▸ **EXERCISE REQUIREMENTS**: Retype the listing that follows, word for word.

▸ **DATA FOR THIS TASK**:

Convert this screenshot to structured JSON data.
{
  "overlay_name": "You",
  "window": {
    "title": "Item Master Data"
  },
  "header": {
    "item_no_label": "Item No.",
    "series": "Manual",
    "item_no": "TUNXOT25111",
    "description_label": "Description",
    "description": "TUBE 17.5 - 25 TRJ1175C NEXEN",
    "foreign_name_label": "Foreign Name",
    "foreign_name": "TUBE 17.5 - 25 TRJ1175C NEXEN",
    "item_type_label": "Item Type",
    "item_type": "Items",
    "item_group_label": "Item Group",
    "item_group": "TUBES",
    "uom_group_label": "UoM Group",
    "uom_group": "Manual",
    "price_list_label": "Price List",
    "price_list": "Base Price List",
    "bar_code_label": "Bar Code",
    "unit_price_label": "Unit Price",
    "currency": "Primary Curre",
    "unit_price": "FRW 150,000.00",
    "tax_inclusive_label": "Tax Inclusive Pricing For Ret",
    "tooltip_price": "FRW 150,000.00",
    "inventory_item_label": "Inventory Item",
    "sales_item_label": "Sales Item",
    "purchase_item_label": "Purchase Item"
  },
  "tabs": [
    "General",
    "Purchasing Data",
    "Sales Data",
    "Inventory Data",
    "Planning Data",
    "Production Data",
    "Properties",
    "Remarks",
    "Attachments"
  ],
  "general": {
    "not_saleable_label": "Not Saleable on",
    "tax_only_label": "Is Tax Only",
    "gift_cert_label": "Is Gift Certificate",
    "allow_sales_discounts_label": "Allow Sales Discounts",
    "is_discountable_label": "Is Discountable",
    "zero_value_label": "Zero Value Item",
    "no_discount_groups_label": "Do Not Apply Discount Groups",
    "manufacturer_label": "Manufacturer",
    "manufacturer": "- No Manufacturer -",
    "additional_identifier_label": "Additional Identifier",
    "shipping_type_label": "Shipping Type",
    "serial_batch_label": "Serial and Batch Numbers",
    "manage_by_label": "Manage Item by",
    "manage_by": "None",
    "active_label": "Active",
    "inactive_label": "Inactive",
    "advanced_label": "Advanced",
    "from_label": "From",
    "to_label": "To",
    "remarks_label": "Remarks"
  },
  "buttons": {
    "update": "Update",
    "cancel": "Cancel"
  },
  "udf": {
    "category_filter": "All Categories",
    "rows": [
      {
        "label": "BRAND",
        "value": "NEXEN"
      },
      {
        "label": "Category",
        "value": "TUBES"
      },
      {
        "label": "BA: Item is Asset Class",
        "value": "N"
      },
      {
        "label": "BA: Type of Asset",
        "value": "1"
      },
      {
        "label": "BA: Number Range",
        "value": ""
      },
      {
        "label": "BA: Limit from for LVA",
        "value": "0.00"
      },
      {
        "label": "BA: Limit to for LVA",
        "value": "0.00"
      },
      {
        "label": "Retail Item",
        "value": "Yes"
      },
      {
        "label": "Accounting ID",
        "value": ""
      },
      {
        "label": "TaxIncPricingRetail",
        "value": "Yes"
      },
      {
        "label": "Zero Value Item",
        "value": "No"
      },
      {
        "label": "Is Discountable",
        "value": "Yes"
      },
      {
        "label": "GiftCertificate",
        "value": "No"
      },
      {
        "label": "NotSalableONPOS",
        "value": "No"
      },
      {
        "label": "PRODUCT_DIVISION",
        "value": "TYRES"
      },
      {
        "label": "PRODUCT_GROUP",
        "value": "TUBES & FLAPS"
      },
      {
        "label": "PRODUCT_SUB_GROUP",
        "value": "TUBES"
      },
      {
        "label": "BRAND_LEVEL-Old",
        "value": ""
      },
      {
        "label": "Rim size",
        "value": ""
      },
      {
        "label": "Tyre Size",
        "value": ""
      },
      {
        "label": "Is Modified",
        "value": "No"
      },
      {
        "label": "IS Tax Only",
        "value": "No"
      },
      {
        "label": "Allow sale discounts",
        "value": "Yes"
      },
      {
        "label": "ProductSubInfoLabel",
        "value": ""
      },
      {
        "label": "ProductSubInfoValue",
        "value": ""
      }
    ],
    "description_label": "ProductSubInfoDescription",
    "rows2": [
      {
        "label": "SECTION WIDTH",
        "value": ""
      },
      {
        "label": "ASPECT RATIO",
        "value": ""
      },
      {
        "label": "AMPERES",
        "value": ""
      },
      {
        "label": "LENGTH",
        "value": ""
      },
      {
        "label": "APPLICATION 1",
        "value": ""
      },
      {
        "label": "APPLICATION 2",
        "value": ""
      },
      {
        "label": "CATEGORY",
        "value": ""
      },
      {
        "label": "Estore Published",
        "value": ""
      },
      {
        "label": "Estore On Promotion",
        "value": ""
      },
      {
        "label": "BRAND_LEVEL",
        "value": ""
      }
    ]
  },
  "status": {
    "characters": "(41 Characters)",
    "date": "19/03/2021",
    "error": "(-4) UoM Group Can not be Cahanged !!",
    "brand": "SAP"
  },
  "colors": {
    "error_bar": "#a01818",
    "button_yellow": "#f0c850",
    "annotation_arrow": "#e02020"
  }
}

▸ **OUTPUT OF THE TASK**:
Convert this screenshot to structured JSON data.
{
  "overlay_name": "You",
  "window": {
    "title": "Item Master Data"
  },
  "header": {
    "item_no_label": "Item No.",
    "series": "Manual",
    "item_no": "TUNXOT25111",
    "description_label": "Description",
    "description": "TUBE 17.5 - 25 TRJ1175C NEXEN",
    "foreign_name_label": "Foreign Name",
    "foreign_name": "TUBE 17.5 - 25 TRJ1175C NEXEN",
    "item_type_label": "Item Type",
    "item_type": "Items",
    "item_group_label": "Item Group",
    "item_group": "TUBES",
    "uom_group_label": "UoM Group",
    "uom_group": "Manual",
    "price_list_label": "Price List",
    "price_list": "Base Price List",
    "bar_code_label": "Bar Code",
    "unit_price_label": "Unit Price",
    "currency": "Primary Curre",
    "unit_price": "FRW 150,000.00",
    "tax_inclusive_label": "Tax Inclusive Pricing For Ret",
    "tooltip_price": "FRW 150,000.00",
    "inventory_item_label": "Inventory Item",
    "sales_item_label": "Sales Item",
    "purchase_item_label": "Purchase Item"
  },
  "tabs": [
    "General",
    "Purchasing Data",
    "Sales Data",
    "Inventory Data",
    "Planning Data",
    "Production Data",
    "Properties",
    "Remarks",
    "Attachments"
  ],
  "general": {
    "not_saleable_label": "Not Saleable on",
    "tax_only_label": "Is Tax Only",
    "gift_cert_label": "Is Gift Certificate",
    "allow_sales_discounts_label": "Allow Sales Discounts",
    "is_discountable_label": "Is Discountable",
    "zero_value_label": "Zero Value Item",
    "no_discount_groups_label": "Do Not Apply Discount Groups",
    "manufacturer_label": "Manufacturer",
    "manufacturer": "- No Manufacturer -",
    "additional_identifier_label": "Additional Identifier",
    "shipping_type_label": "Shipping Type",
    "serial_batch_label": "Serial and Batch Numbers",
    "manage_by_label": "Manage Item by",
    "manage_by": "None",
    "active_label": "Active",
    "inactive_label": "Inactive",
    "advanced_label": "Advanced",
    "from_label": "From",
    "to_label": "To",
    "remarks_label": "Remarks"
  },
  "buttons": {
    "update": "Update",
    "cancel": "Cancel"
  },
  "udf": {
    "category_filter": "All Categories",
    "rows": [
      {
        "label": "BRAND",
        "value": "NEXEN"
      },
      {
        "label": "Category",
        "value": "TUBES"
      },
      {
        "label": "BA: Item is Asset Class",
        "value": "N"
      },
      {
        "label": "BA: Type of Asset",
        "value": "1"
      },
      {
        "label": "BA: Number Range",
        "value": ""
      },
      {
        "label": "BA: Limit from for LVA",
        "value": "0.00"
      },
      {
        "label": "BA: Limit to for LVA",
        "value": "0.00"
      },
      {
        "label": "Retail Item",
        "value": "Yes"
      },
      {
        "label": "Accounting ID",
        "value": ""
      },
      {
        "label": "TaxIncPricingRetail",
        "value": "Yes"
      },
      {
        "label": "Zero Value Item",
        "value": "No"
      },
      {
        "label": "Is Discountable",
        "value": "Yes"
      },
      {
        "label": "GiftCertificate",
        "value": "No"
      },
      {
        "label": "NotSalableONPOS",
        "value": "No"
      },
      {
        "label": "PRODUCT_DIVISION",
        "value": "TYRES"
      },
      {
        "label": "PRODUCT_GROUP",
        "value": "TUBES & FLAPS"
      },
      {
        "label": "PRODUCT_SUB_GROUP",
        "value": "TUBES"
      },
      {
        "label": "BRAND_LEVEL-Old",
        "value": ""
      },
      {
        "label": "Rim size",
        "value": ""
      },
      {
        "label": "Tyre Size",
        "value": ""
      },
      {
        "label": "Is Modified",
        "value": "No"
      },
      {
        "label": "IS Tax Only",
        "value": "No"
      },
      {
        "label": "Allow sale discounts",
        "value": "Yes"
      },
      {
        "label": "ProductSubInfoLabel",
        "value": ""
      },
      {
        "label": "ProductSubInfoValue",
        "value": ""
      }
    ],
    "description_label": "ProductSubInfoDescription",
    "rows2": [
      {
        "label": "SECTION WIDTH",
        "value": ""
      },
      {
        "label": "ASPECT RATIO",
        "value": ""
      },
      {
        "label": "AMPERES",
        "value": ""
      },
      {
        "label": "LENGTH",
        "value": ""
      },
      {
        "label": "APPLICATION 1",
        "value": ""
      },
      {
        "label": "APPLICATION 2",
        "value": ""
      },
      {
        "label": "CATEGORY",
        "value": ""
      },
      {
        "label": "Estore Published",
        "value": ""
      },
      {
        "label": "Estore On Promotion",
        "value": ""
      },
      {
        "label": "BRAND_LEVEL",
        "value": ""
      }
    ]
  },
  "status": {
    "characters": "(41 Characters)",
    "date": "19/03/2021",
    "error": "(-4) UoM Group Can not be Cahanged !!",
    "brand": "SAP"
  },
  "colors": {
    "error_bar": "#a01818",
    "button_yellow": "#f0c850",
    "annotation_arrow": "#e02020"
  }
}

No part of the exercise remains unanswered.